▶ [REQUIREMENT]: For this exercise, repeat all of the material verbatim apart from its images.

▶ [RECORDS FOR THIS TASK]:
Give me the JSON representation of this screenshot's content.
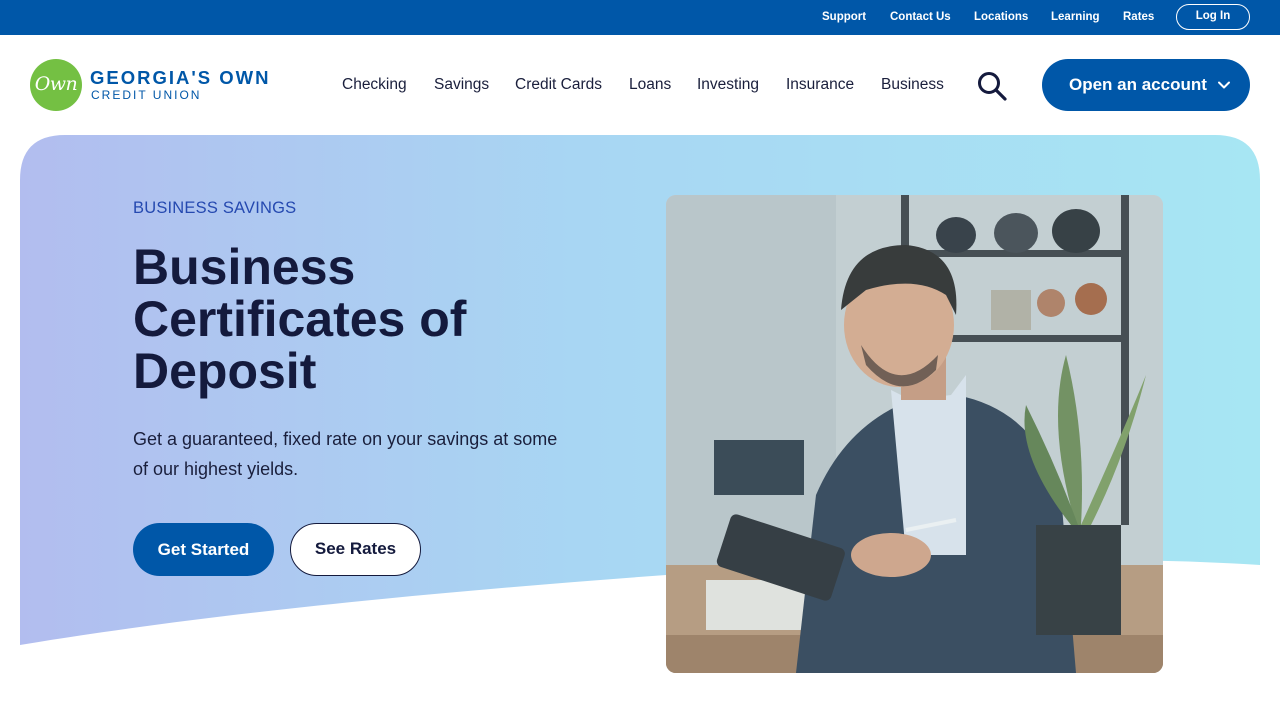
{
  "utility_nav": {
    "links": [
      "Support",
      "Contact Us",
      "Locations",
      "Learning",
      "Rates"
    ],
    "login_label": "Log In"
  },
  "header": {
    "logo": {
      "badge_text": "Own",
      "title": "GEORGIA'S OWN",
      "subtitle": "CREDIT UNION"
    },
    "nav": [
      "Checking",
      "Savings",
      "Credit Cards",
      "Loans",
      "Investing",
      "Insurance",
      "Business"
    ],
    "search_icon": "search-icon",
    "cta_label": "Open an account",
    "cta_icon": "chevron-down-icon"
  },
  "hero": {
    "eyebrow": "BUSINESS SAVINGS",
    "title": "Business Certificates of Deposit",
    "description": "Get a guaranteed, fixed rate on your savings at some of our highest yields.",
    "primary_button": "Get Started",
    "secondary_button": "See Rates"
  },
  "colors": {
    "brand_blue": "#0057a8",
    "logo_green": "#74c043",
    "heading_navy": "#141a3d",
    "eyebrow_blue": "#2549b0",
    "hero_gradient_start": "#b2bdef",
    "hero_gradient_end": "#a7e6f3"
  }
}
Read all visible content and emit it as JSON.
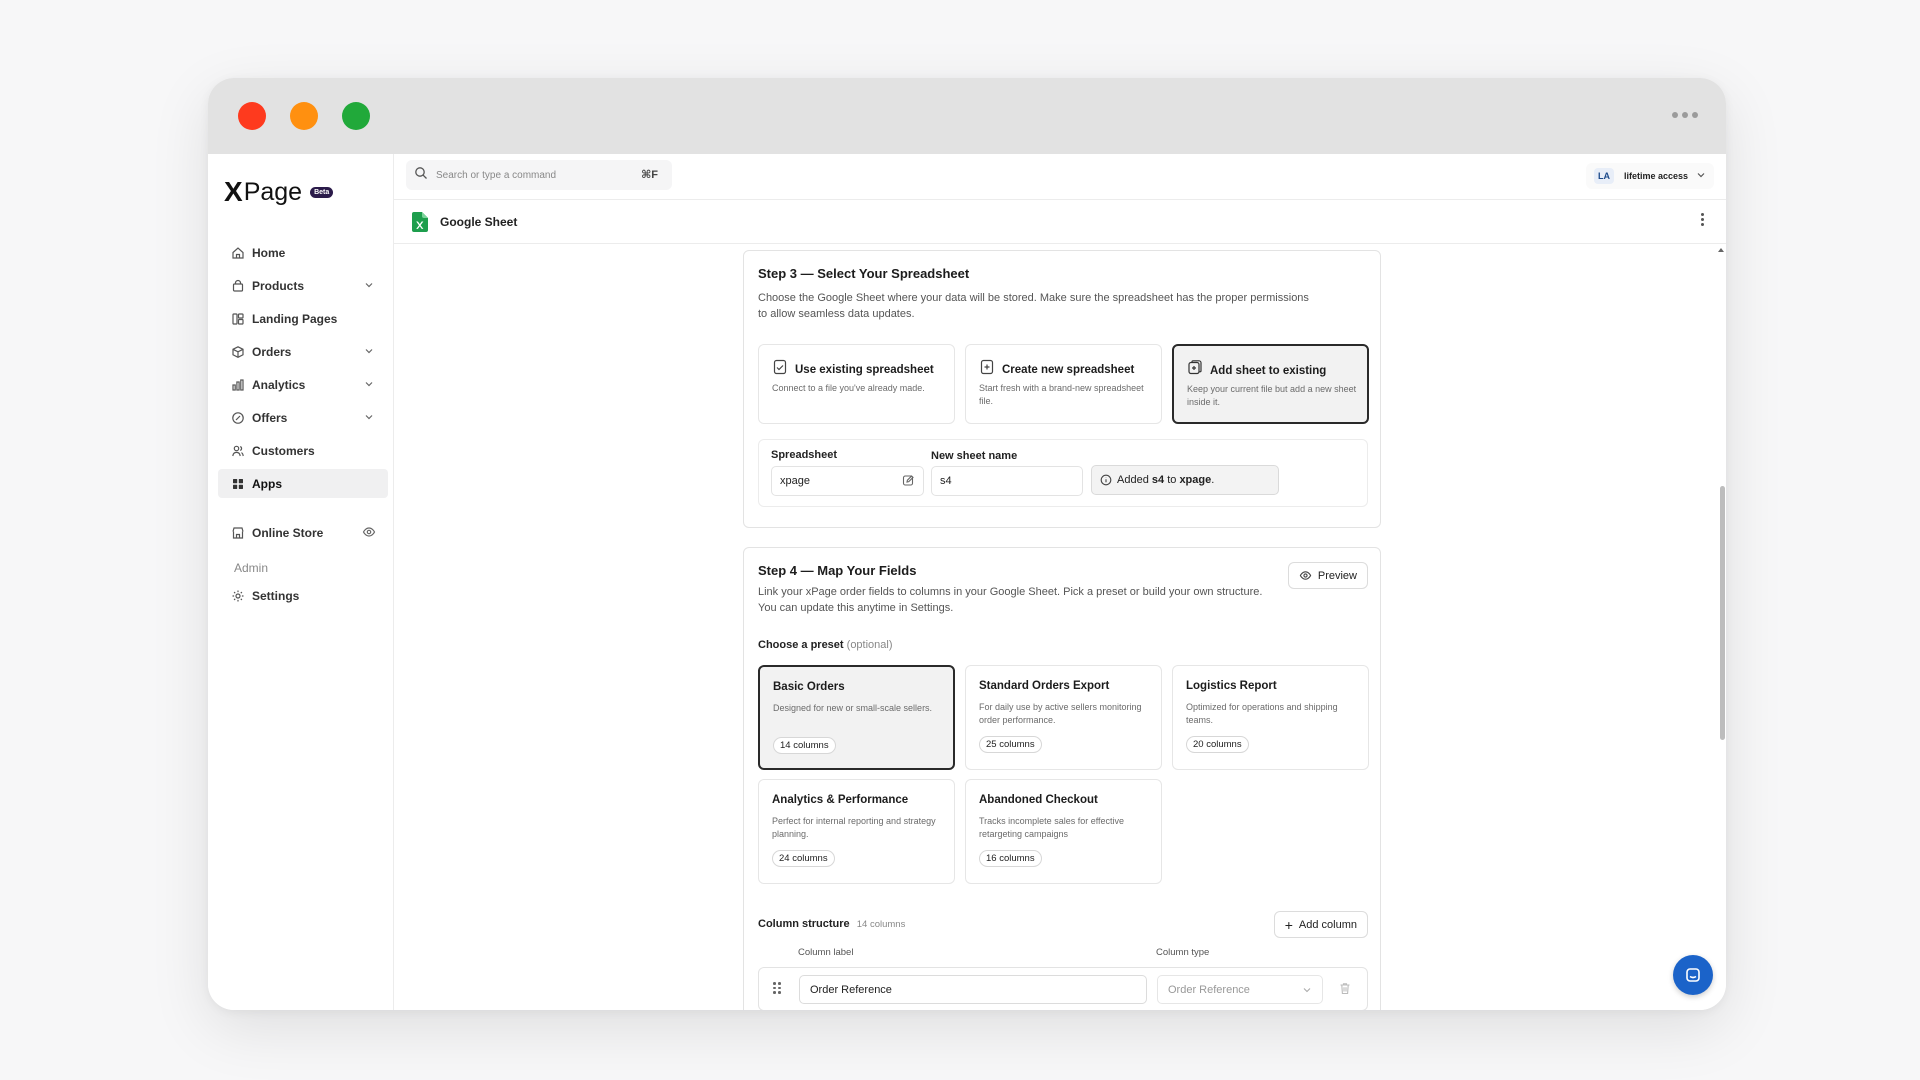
{
  "window": {
    "controls": [
      "close",
      "minimize",
      "maximize"
    ],
    "menu_icon": "more-horizontal-icon"
  },
  "brand": {
    "logo_mark": "X",
    "logo_text": "Page",
    "badge": "Beta"
  },
  "sidebar": {
    "items": [
      {
        "label": "Home",
        "icon": "home-icon"
      },
      {
        "label": "Products",
        "icon": "bag-icon",
        "expandable": true
      },
      {
        "label": "Landing Pages",
        "icon": "layout-icon"
      },
      {
        "label": "Orders",
        "icon": "box-icon",
        "expandable": true
      },
      {
        "label": "Analytics",
        "icon": "bar-chart-icon",
        "expandable": true
      },
      {
        "label": "Offers",
        "icon": "percent-icon",
        "expandable": true
      },
      {
        "label": "Customers",
        "icon": "users-icon"
      },
      {
        "label": "Apps",
        "icon": "grid-icon",
        "active": true
      }
    ],
    "store": {
      "label": "Online Store",
      "icon": "store-icon"
    },
    "admin_section": "Admin",
    "settings": {
      "label": "Settings",
      "icon": "gear-icon"
    }
  },
  "topbar": {
    "search_placeholder": "Search or type a command",
    "shortcut": "⌘F",
    "account_initials": "LA",
    "account_label": "lifetime access"
  },
  "app_header": {
    "title": "Google Sheet",
    "icon": "google-sheets-icon"
  },
  "step3": {
    "title": "Step 3 — Select Your Spreadsheet",
    "description": "Choose the Google Sheet where your data will be stored. Make sure the spreadsheet has the proper permissions to allow seamless data updates.",
    "options": [
      {
        "title": "Use existing spreadsheet",
        "description": "Connect to a file you've already made.",
        "icon": "file-check-icon"
      },
      {
        "title": "Create new spreadsheet",
        "description": "Start fresh with a brand-new spreadsheet file.",
        "icon": "file-plus-icon"
      },
      {
        "title": "Add sheet to existing",
        "description": "Keep your current file but add a new sheet inside it.",
        "icon": "files-icon",
        "selected": true
      }
    ],
    "spreadsheet_label": "Spreadsheet",
    "spreadsheet_value": "xpage",
    "sheet_name_label": "New sheet name",
    "sheet_name_value": "s4",
    "note_prefix": "Added",
    "note_sheet": "s4",
    "note_mid": "to",
    "note_file": "xpage",
    "note_suffix": "."
  },
  "step4": {
    "title": "Step 4 — Map Your Fields",
    "description": "Link your xPage order fields to columns in your Google Sheet. Pick a preset or build your own structure. You can update this anytime in Settings.",
    "preview_label": "Preview",
    "preset_label": "Choose a preset",
    "preset_optional": "(optional)",
    "presets": [
      {
        "title": "Basic Orders",
        "description": "Designed for new or small-scale sellers.",
        "badge": "14 columns",
        "selected": true
      },
      {
        "title": "Standard Orders Export",
        "description": "For daily use by active sellers monitoring order performance.",
        "badge": "25 columns"
      },
      {
        "title": "Logistics Report",
        "description": "Optimized for operations and shipping teams.",
        "badge": "20 columns"
      },
      {
        "title": "Analytics & Performance",
        "description": "Perfect for internal reporting and strategy planning.",
        "badge": "24 columns"
      },
      {
        "title": "Abandoned Checkout",
        "description": "Tracks incomplete sales for effective retargeting campaigns",
        "badge": "16 columns"
      }
    ],
    "column_structure_label": "Column structure",
    "column_structure_count": "14 columns",
    "add_column_label": "Add column",
    "col_label_header": "Column label",
    "col_type_header": "Column type",
    "rows": [
      {
        "label": "Order Reference",
        "type": "Order Reference"
      }
    ]
  },
  "chat": {
    "icon": "chat-icon"
  }
}
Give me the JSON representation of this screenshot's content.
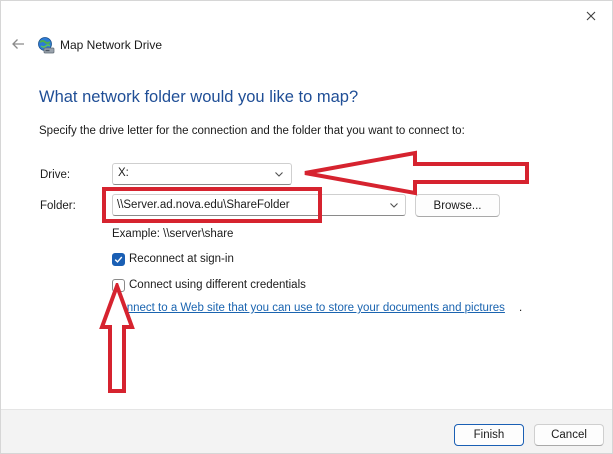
{
  "window": {
    "title": "Map Network Drive"
  },
  "dialog": {
    "heading": "What network folder would you like to map?",
    "instructions": "Specify the drive letter for the connection and the folder that you want to connect to:",
    "drive_label": "Drive:",
    "drive_value": "X:",
    "folder_label": "Folder:",
    "folder_value": "\\\\Server.ad.nova.edu\\ShareFolder",
    "browse_label": "Browse...",
    "example_text": "Example: \\\\server\\share",
    "reconnect_label": "Reconnect at sign-in",
    "reconnect_checked": true,
    "credentials_label": "Connect using different credentials",
    "credentials_checked": false,
    "link_text": "Connect to a Web site that you can use to store your documents and pictures",
    "link_suffix": "."
  },
  "footer": {
    "finish_label": "Finish",
    "cancel_label": "Cancel"
  },
  "icons": {
    "close": "close-icon",
    "back": "back-arrow-icon",
    "app": "network-drive-icon",
    "dropdown": "chevron-down-icon",
    "check": "checkmark-icon"
  },
  "colors": {
    "heading": "#1f4e96",
    "link": "#1a64b0",
    "accent": "#1a5fb4",
    "annotation": "#d6232f"
  }
}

▶ [RESULT OF THIS TASK]:
Give me the JSON representation of this screenshot's content.
{
  "utility_nav": {
    "links": [
      "Support",
      "Contact Us",
      "Locations",
      "Learning",
      "Rates"
    ],
    "login_label": "Log In"
  },
  "header": {
    "logo": {
      "badge_text": "Own",
      "title": "GEORGIA'S OWN",
      "subtitle": "CREDIT UNION"
    },
    "nav": [
      "Checking",
      "Savings",
      "Credit Cards",
      "Loans",
      "Investing",
      "Insurance",
      "Business"
    ],
    "search_icon": "search-icon",
    "cta_label": "Open an account",
    "cta_icon": "chevron-down-icon"
  },
  "hero": {
    "eyebrow": "BUSINESS SAVINGS",
    "title": "Business Certificates of Deposit",
    "description": "Get a guaranteed, fixed rate on your savings at some of our highest yields.",
    "primary_button": "Get Started",
    "secondary_button": "See Rates"
  },
  "colors": {
    "brand_blue": "#0057a8",
    "logo_green": "#74c043",
    "heading_navy": "#141a3d",
    "eyebrow_blue": "#2549b0",
    "hero_gradient_start": "#b2bdef",
    "hero_gradient_end": "#a7e6f3"
  }
}
Read all visible content and emit it as JSON.
{
  "window": {
    "controls": [
      "close",
      "minimize",
      "maximize"
    ],
    "menu_icon": "more-horizontal-icon"
  },
  "brand": {
    "logo_mark": "X",
    "logo_text": "Page",
    "badge": "Beta"
  },
  "sidebar": {
    "items": [
      {
        "label": "Home",
        "icon": "home-icon"
      },
      {
        "label": "Products",
        "icon": "bag-icon",
        "expandable": true
      },
      {
        "label": "Landing Pages",
        "icon": "layout-icon"
      },
      {
        "label": "Orders",
        "icon": "box-icon",
        "expandable": true
      },
      {
        "label": "Analytics",
        "icon": "bar-chart-icon",
        "expandable": true
      },
      {
        "label": "Offers",
        "icon": "percent-icon",
        "expandable": true
      },
      {
        "label": "Customers",
        "icon": "users-icon"
      },
      {
        "label": "Apps",
        "icon": "grid-icon",
        "active": true
      }
    ],
    "store": {
      "label": "Online Store",
      "icon": "store-icon"
    },
    "admin_section": "Admin",
    "settings": {
      "label": "Settings",
      "icon": "gear-icon"
    }
  },
  "topbar": {
    "search_placeholder": "Search or type a command",
    "shortcut": "⌘F",
    "account_initials": "LA",
    "account_label": "lifetime access"
  },
  "app_header": {
    "title": "Google Sheet",
    "icon": "google-sheets-icon"
  },
  "step3": {
    "title": "Step 3 — Select Your Spreadsheet",
    "description": "Choose the Google Sheet where your data will be stored. Make sure the spreadsheet has the proper permissions to allow seamless data updates.",
    "options": [
      {
        "title": "Use existing spreadsheet",
        "description": "Connect to a file you've already made.",
        "icon": "file-check-icon"
      },
      {
        "title": "Create new spreadsheet",
        "description": "Start fresh with a brand-new spreadsheet file.",
        "icon": "file-plus-icon"
      },
      {
        "title": "Add sheet to existing",
        "description": "Keep your current file but add a new sheet inside it.",
        "icon": "files-icon",
        "selected": true
      }
    ],
    "spreadsheet_label": "Spreadsheet",
    "spreadsheet_value": "xpage",
    "sheet_name_label": "New sheet name",
    "sheet_name_value": "s4",
    "note_prefix": "Added",
    "note_sheet": "s4",
    "note_mid": "to",
    "note_file": "xpage",
    "note_suffix": "."
  },
  "step4": {
    "title": "Step 4 — Map Your Fields",
    "description": "Link your xPage order fields to columns in your Google Sheet. Pick a preset or build your own structure. You can update this anytime in Settings.",
    "preview_label": "Preview",
    "preset_label": "Choose a preset",
    "preset_optional": "(optional)",
    "presets": [
      {
        "title": "Basic Orders",
        "description": "Designed for new or small-scale sellers.",
        "badge": "14 columns",
        "selected": true
      },
      {
        "title": "Standard Orders Export",
        "description": "For daily use by active sellers monitoring order performance.",
        "badge": "25 columns"
      },
      {
        "title": "Logistics Report",
        "description": "Optimized for operations and shipping teams.",
        "badge": "20 columns"
      },
      {
        "title": "Analytics & Performance",
        "description": "Perfect for internal reporting and strategy planning.",
        "badge": "24 columns"
      },
      {
        "title": "Abandoned Checkout",
        "description": "Tracks incomplete sales for effective retargeting campaigns",
        "badge": "16 columns"
      }
    ],
    "column_structure_label": "Column structure",
    "column_structure_count": "14 columns",
    "add_column_label": "Add column",
    "col_label_header": "Column label",
    "col_type_header": "Column type",
    "rows": [
      {
        "label": "Order Reference",
        "type": "Order Reference"
      }
    ]
  },
  "chat": {
    "icon": "chat-icon"
  }
}
Give me the JSON representation of this screenshot's content.
{
  "window": {
    "title": "Map Network Drive"
  },
  "dialog": {
    "heading": "What network folder would you like to map?",
    "instructions": "Specify the drive letter for the connection and the folder that you want to connect to:",
    "drive_label": "Drive:",
    "drive_value": "X:",
    "folder_label": "Folder:",
    "folder_value": "\\\\Server.ad.nova.edu\\ShareFolder",
    "browse_label": "Browse...",
    "example_text": "Example: \\\\server\\share",
    "reconnect_label": "Reconnect at sign-in",
    "reconnect_checked": true,
    "credentials_label": "Connect using different credentials",
    "credentials_checked": false,
    "link_text": "Connect to a Web site that you can use to store your documents and pictures",
    "link_suffix": "."
  },
  "footer": {
    "finish_label": "Finish",
    "cancel_label": "Cancel"
  },
  "icons": {
    "close": "close-icon",
    "back": "back-arrow-icon",
    "app": "network-drive-icon",
    "dropdown": "chevron-down-icon",
    "check": "checkmark-icon"
  },
  "colors": {
    "heading": "#1f4e96",
    "link": "#1a64b0",
    "accent": "#1a5fb4",
    "annotation": "#d6232f"
  }
}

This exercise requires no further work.